Data excerpts:
....
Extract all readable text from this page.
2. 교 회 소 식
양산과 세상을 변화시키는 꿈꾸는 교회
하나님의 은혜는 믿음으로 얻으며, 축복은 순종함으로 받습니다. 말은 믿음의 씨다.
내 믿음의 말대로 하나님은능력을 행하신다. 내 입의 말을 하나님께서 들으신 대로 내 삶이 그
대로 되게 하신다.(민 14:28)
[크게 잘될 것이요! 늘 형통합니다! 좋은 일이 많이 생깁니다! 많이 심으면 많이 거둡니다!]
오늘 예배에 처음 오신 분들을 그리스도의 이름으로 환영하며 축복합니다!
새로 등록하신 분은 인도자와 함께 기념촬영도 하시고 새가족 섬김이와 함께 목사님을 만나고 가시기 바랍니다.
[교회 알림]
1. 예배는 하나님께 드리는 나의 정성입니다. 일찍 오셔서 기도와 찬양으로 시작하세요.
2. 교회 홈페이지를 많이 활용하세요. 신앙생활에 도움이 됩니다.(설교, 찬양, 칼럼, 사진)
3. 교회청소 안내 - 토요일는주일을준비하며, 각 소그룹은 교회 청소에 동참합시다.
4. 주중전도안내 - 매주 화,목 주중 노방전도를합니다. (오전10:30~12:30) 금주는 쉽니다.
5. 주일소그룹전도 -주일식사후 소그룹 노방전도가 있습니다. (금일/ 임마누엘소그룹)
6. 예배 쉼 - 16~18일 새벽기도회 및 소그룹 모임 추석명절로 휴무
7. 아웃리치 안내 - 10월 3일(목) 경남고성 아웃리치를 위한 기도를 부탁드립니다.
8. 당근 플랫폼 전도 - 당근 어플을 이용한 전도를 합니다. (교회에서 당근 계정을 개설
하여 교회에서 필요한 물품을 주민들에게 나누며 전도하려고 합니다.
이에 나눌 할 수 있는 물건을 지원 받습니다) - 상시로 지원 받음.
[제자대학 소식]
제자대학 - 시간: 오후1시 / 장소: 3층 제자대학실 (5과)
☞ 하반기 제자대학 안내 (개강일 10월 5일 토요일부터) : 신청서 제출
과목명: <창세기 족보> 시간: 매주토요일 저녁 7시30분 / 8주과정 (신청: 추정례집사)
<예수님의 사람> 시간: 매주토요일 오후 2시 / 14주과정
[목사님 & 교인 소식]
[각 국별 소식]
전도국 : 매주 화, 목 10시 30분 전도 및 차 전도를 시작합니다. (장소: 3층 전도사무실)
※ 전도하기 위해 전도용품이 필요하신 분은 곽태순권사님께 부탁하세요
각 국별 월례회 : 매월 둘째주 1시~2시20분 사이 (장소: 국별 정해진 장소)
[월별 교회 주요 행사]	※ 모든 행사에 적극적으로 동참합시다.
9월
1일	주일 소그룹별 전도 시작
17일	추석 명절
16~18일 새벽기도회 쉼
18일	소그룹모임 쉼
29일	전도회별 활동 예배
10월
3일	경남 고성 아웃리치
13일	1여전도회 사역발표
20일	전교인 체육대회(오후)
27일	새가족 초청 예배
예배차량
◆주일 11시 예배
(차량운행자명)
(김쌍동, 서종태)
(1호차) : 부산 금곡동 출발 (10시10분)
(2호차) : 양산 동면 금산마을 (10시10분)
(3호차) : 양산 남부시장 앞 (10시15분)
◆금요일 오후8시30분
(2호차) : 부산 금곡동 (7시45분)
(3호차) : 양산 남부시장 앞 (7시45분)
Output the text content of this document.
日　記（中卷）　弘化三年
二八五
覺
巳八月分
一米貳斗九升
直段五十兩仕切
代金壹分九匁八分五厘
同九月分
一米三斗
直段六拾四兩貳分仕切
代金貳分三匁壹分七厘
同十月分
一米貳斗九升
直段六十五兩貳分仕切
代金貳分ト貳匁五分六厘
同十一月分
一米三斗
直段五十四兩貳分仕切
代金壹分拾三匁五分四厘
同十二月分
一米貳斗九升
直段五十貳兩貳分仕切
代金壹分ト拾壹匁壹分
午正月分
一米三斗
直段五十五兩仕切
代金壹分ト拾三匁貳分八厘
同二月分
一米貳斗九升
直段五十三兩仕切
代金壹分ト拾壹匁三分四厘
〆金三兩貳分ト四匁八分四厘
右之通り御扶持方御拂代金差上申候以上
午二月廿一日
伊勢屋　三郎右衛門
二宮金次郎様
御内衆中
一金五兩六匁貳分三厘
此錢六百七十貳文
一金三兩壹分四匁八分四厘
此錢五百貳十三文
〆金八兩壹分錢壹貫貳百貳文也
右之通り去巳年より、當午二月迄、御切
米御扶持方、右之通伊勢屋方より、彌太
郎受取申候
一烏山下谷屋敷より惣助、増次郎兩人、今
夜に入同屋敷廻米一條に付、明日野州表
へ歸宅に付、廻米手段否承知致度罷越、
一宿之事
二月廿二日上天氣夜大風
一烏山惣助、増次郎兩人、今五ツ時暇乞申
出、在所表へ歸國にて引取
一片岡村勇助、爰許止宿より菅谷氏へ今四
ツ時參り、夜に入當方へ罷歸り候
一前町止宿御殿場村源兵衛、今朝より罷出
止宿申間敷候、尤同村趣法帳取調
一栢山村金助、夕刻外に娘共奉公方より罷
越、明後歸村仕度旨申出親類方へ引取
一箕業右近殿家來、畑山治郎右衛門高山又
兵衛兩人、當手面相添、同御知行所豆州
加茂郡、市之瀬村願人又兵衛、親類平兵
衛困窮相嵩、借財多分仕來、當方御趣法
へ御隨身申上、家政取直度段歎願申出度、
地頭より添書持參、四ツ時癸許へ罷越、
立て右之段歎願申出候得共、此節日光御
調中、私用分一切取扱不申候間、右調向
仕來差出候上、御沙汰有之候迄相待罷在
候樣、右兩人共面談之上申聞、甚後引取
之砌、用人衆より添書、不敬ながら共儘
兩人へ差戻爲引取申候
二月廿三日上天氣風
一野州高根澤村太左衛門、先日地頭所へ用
....
REQUIRED WORK ▸ Retype the listing above in full, with no alterations.

RESULT BELOW ▸
Extract all readable text from this page.
2. 교 회 소 식
양산과 세상을 변화시키는 꿈꾸는 교회
하나님의 은혜는 믿음으로 얻으며, 축복은 순종함으로 받습니다. 말은 믿음의 씨다.
내 믿음의 말대로 하나님은능력을 행하신다. 내 입의 말을 하나님께서 들으신 대로 내 삶이 그
대로 되게 하신다.(민 14:28)
[크게 잘될 것이요! 늘 형통합니다! 좋은 일이 많이 생깁니다! 많이 심으면 많이 거둡니다!]
오늘 예배에 처음 오신 분들을 그리스도의 이름으로 환영하며 축복합니다!
새로 등록하신 분은 인도자와 함께 기념촬영도 하시고 새가족 섬김이와 함께 목사님을 만나고 가시기 바랍니다.
[교회 알림]
1. 예배는 하나님께 드리는 나의 정성입니다. 일찍 오셔서 기도와 찬양으로 시작하세요.
2. 교회 홈페이지를 많이 활용하세요. 신앙생활에 도움이 됩니다.(설교, 찬양, 칼럼, 사진)
3. 교회청소 안내 - 토요일는주일을준비하며, 각 소그룹은 교회 청소에 동참합시다.
4. 주중전도안내 - 매주 화,목 주중 노방전도를합니다. (오전10:30~12:30) 금주는 쉽니다.
5. 주일소그룹전도 -주일식사후 소그룹 노방전도가 있습니다. (금일/ 임마누엘소그룹)
6. 예배 쉼 - 16~18일 새벽기도회 및 소그룹 모임 추석명절로 휴무
7. 아웃리치 안내 - 10월 3일(목) 경남고성 아웃리치를 위한 기도를 부탁드립니다.
8. 당근 플랫폼 전도 - 당근 어플을 이용한 전도를 합니다. (교회에서 당근 계정을 개설
하여 교회에서 필요한 물품을 주민들에게 나누며 전도하려고 합니다.
이에 나눌 할 수 있는 물건을 지원 받습니다) - 상시로 지원 받음.
[제자대학 소식]
제자대학 - 시간: 오후1시 / 장소: 3층 제자대학실 (5과)
☞ 하반기 제자대학 안내 (개강일 10월 5일 토요일부터) : 신청서 제출
과목명: <창세기 족보> 시간: 매주토요일 저녁 7시30분 / 8주과정 (신청: 추정례집사)
<예수님의 사람> 시간: 매주토요일 오후 2시 / 14주과정
[목사님 & 교인 소식]
[각 국별 소식]
전도국 : 매주 화, 목 10시 30분 전도 및 차 전도를 시작합니다. (장소: 3층 전도사무실)
※ 전도하기 위해 전도용품이 필요하신 분은 곽태순권사님께 부탁하세요
각 국별 월례회 : 매월 둘째주 1시~2시20분 사이 (장소: 국별 정해진 장소)
[월별 교회 주요 행사]	※ 모든 행사에 적극적으로 동참합시다.
9월
1일	주일 소그룹별 전도 시작
17일	추석 명절
16~18일 새벽기도회 쉼
18일	소그룹모임 쉼
29일	전도회별 활동 예배
10월
3일	경남 고성 아웃리치
13일	1여전도회 사역발표
20일	전교인 체육대회(오후)
27일	새가족 초청 예배
예배차량
◆주일 11시 예배
(차량운행자명)
(김쌍동, 서종태)
(1호차) : 부산 금곡동 출발 (10시10분)
(2호차) : 양산 동면 금산마을 (10시10분)
(3호차) : 양산 남부시장 앞 (10시15분)
◆금요일 오후8시30분
(2호차) : 부산 금곡동 (7시45분)
(3호차) : 양산 남부시장 앞 (7시45분)
Output the text content of this document.
日　記（中卷）　弘化三年
二八五
覺
巳八月分
一米貳斗九升
直段五十兩仕切
代金壹分九匁八分五厘
同九月分
一米三斗
直段六拾四兩貳分仕切
代金貳分三匁壹分七厘
同十月分
一米貳斗九升
直段六十五兩貳分仕切
代金貳分ト貳匁五分六厘
同十一月分
一米三斗
直段五十四兩貳分仕切
代金壹分拾三匁五分四厘
同十二月分
一米貳斗九升
直段五十貳兩貳分仕切
代金壹分ト拾壹匁壹分
午正月分
一米三斗
直段五十五兩仕切
代金壹分ト拾三匁貳分八厘
同二月分
一米貳斗九升
直段五十三兩仕切
代金壹分ト拾壹匁三分四厘
〆金三兩貳分ト四匁八分四厘
右之通り御扶持方御拂代金差上申候以上
午二月廿一日
伊勢屋　三郎右衛門
二宮金次郎様
御内衆中
一金五兩六匁貳分三厘
此錢六百七十貳文
一金三兩壹分四匁八分四厘
此錢五百貳十三文
〆金八兩壹分錢壹貫貳百貳文也
右之通り去巳年より、當午二月迄、御切
米御扶持方、右之通伊勢屋方より、彌太
郎受取申候
一烏山下谷屋敷より惣助、増次郎兩人、今
夜に入同屋敷廻米一條に付、明日野州表
へ歸宅に付、廻米手段否承知致度罷越、
一宿之事
二月廿二日上天氣夜大風
一烏山惣助、増次郎兩人、今五ツ時暇乞申
出、在所表へ歸國にて引取
一片岡村勇助、爰許止宿より菅谷氏へ今四
ツ時參り、夜に入當方へ罷歸り候
一前町止宿御殿場村源兵衛、今朝より罷出
止宿申間敷候、尤同村趣法帳取調
一栢山村金助、夕刻外に娘共奉公方より罷
越、明後歸村仕度旨申出親類方へ引取
一箕業右近殿家來、畑山治郎右衛門高山又
兵衛兩人、當手面相添、同御知行所豆州
加茂郡、市之瀬村願人又兵衛、親類平兵
衛困窮相嵩、借財多分仕來、當方御趣法
へ御隨身申上、家政取直度段歎願申出度、
地頭より添書持參、四ツ時癸許へ罷越、
立て右之段歎願申出候得共、此節日光御
調中、私用分一切取扱不申候間、右調向
仕來差出候上、御沙汰有之候迄相待罷在
候樣、右兩人共面談之上申聞、甚後引取
之砌、用人衆より添書、不敬ながら共儘
兩人へ差戻爲引取申候
二月廿三日上天氣風
一野州高根澤村太左衛門、先日地頭所へ用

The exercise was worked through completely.